== Data to use
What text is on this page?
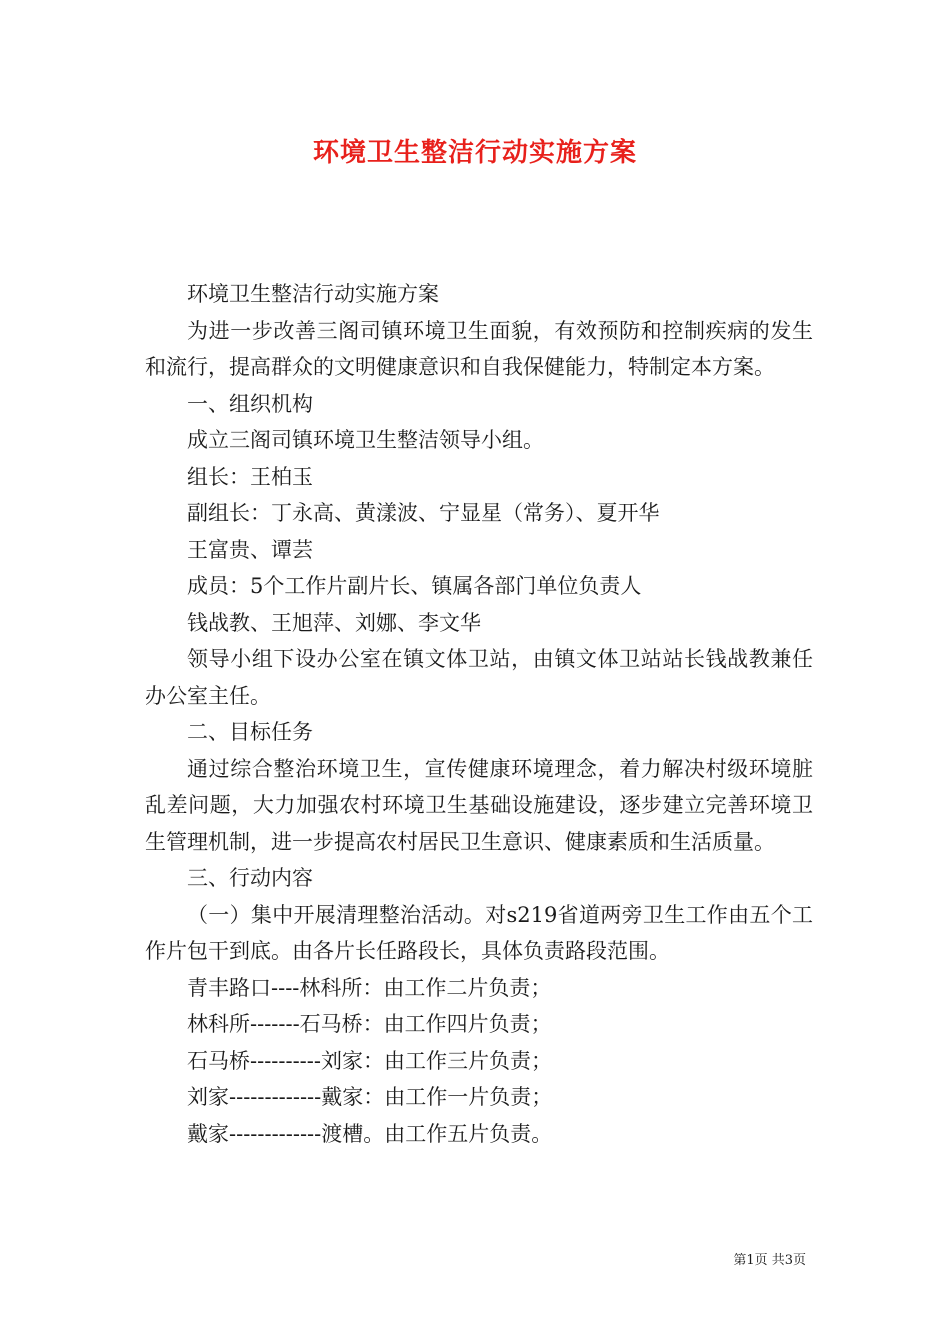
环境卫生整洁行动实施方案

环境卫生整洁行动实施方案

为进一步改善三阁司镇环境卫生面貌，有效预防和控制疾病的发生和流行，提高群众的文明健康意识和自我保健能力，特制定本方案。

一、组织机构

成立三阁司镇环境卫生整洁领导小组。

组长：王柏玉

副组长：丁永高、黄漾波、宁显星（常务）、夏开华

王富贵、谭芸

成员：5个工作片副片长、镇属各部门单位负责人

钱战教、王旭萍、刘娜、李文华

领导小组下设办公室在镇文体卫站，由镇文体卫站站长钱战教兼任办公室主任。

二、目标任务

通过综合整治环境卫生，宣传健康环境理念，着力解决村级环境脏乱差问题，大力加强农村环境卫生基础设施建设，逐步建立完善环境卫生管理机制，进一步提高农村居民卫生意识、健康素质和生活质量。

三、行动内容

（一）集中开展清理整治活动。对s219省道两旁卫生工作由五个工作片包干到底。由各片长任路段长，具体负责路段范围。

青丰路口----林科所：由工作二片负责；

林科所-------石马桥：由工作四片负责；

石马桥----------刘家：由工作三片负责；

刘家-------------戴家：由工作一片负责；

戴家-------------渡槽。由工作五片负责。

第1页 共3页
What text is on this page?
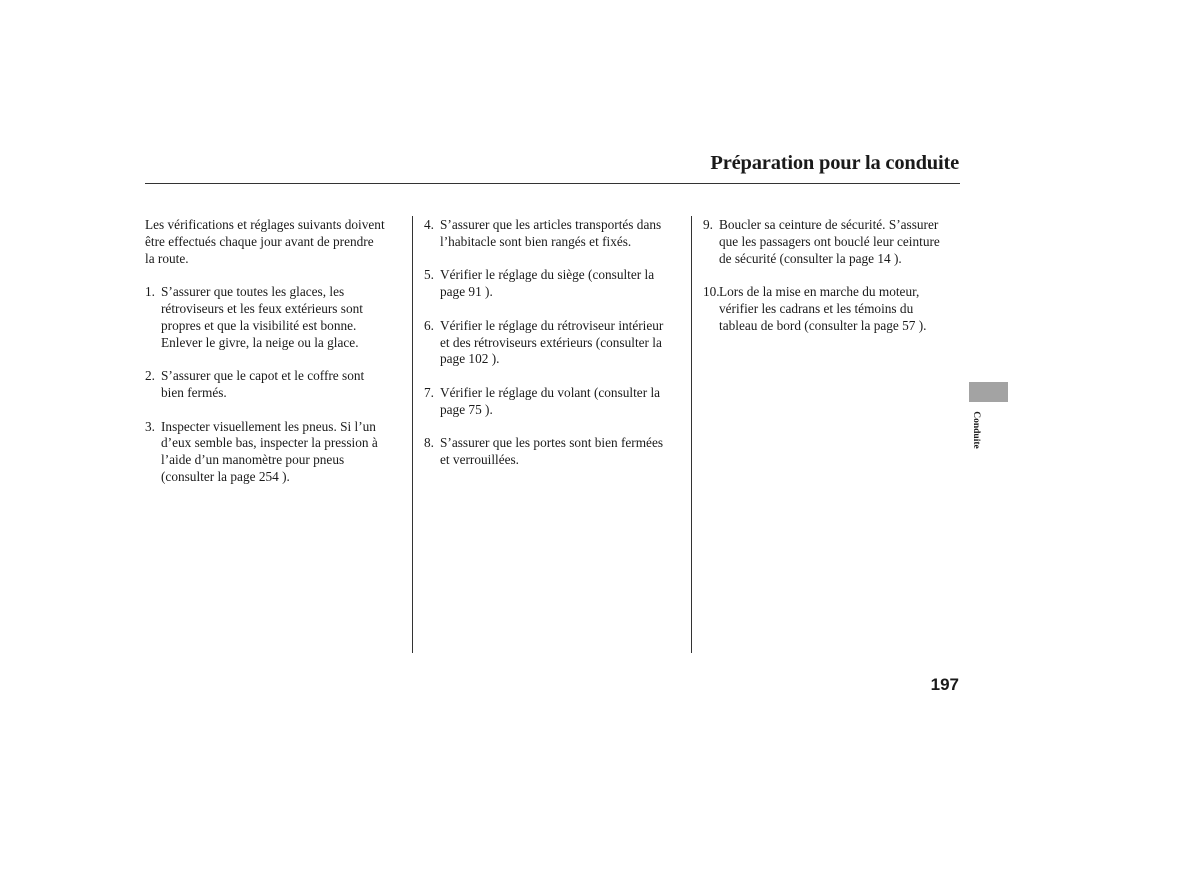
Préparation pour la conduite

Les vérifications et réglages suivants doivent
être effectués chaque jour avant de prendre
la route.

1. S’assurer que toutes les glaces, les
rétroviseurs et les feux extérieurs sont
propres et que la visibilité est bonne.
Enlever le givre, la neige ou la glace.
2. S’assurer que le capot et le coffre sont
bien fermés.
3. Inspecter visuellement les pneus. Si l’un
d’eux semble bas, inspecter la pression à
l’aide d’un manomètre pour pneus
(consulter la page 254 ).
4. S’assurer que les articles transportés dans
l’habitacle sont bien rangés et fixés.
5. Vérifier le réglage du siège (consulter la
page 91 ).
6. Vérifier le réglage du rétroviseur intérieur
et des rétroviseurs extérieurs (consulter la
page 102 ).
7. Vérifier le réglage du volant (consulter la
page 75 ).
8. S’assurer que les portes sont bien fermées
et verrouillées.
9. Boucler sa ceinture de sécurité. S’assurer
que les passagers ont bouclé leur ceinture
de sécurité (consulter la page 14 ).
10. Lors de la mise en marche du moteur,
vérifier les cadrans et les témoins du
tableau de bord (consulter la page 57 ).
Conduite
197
====
● **Aim**:
All the records need to be repeated exactly, with the images dropped.

● **Answer to the task**:
What text is on this page?
环境卫生整洁行动实施方案

环境卫生整洁行动实施方案

为进一步改善三阁司镇环境卫生面貌，有效预防和控制疾病的发生和流行，提高群众的文明健康意识和自我保健能力，特制定本方案。

一、组织机构

成立三阁司镇环境卫生整洁领导小组。

组长：王柏玉

副组长：丁永高、黄漾波、宁显星（常务）、夏开华

王富贵、谭芸

成员：5个工作片副片长、镇属各部门单位负责人

钱战教、王旭萍、刘娜、李文华

领导小组下设办公室在镇文体卫站，由镇文体卫站站长钱战教兼任办公室主任。

二、目标任务

通过综合整治环境卫生，宣传健康环境理念，着力解决村级环境脏乱差问题，大力加强农村环境卫生基础设施建设，逐步建立完善环境卫生管理机制，进一步提高农村居民卫生意识、健康素质和生活质量。

三、行动内容

（一）集中开展清理整治活动。对s219省道两旁卫生工作由五个工作片包干到底。由各片长任路段长，具体负责路段范围。

青丰路口----林科所：由工作二片负责；

林科所-------石马桥：由工作四片负责；

石马桥----------刘家：由工作三片负责；

刘家-------------戴家：由工作一片负责；

戴家-------------渡槽。由工作五片负责。

第1页 共3页
What text is on this page?
Préparation pour la conduite

Les vérifications et réglages suivants doivent
être effectués chaque jour avant de prendre
la route.

1. S’assurer que toutes les glaces, les
rétroviseurs et les feux extérieurs sont
propres et que la visibilité est bonne.
Enlever le givre, la neige ou la glace.
2. S’assurer que le capot et le coffre sont
bien fermés.
3. Inspecter visuellement les pneus. Si l’un
d’eux semble bas, inspecter la pression à
l’aide d’un manomètre pour pneus
(consulter la page 254 ).
4. S’assurer que les articles transportés dans
l’habitacle sont bien rangés et fixés.
5. Vérifier le réglage du siège (consulter la
page 91 ).
6. Vérifier le réglage du rétroviseur intérieur
et des rétroviseurs extérieurs (consulter la
page 102 ).
7. Vérifier le réglage du volant (consulter la
page 75 ).
8. S’assurer que les portes sont bien fermées
et verrouillées.
9. Boucler sa ceinture de sécurité. S’assurer
que les passagers ont bouclé leur ceinture
de sécurité (consulter la page 14 ).
10. Lors de la mise en marche du moteur,
vérifier les cadrans et les témoins du
tableau de bord (consulter la page 57 ).
Conduite
197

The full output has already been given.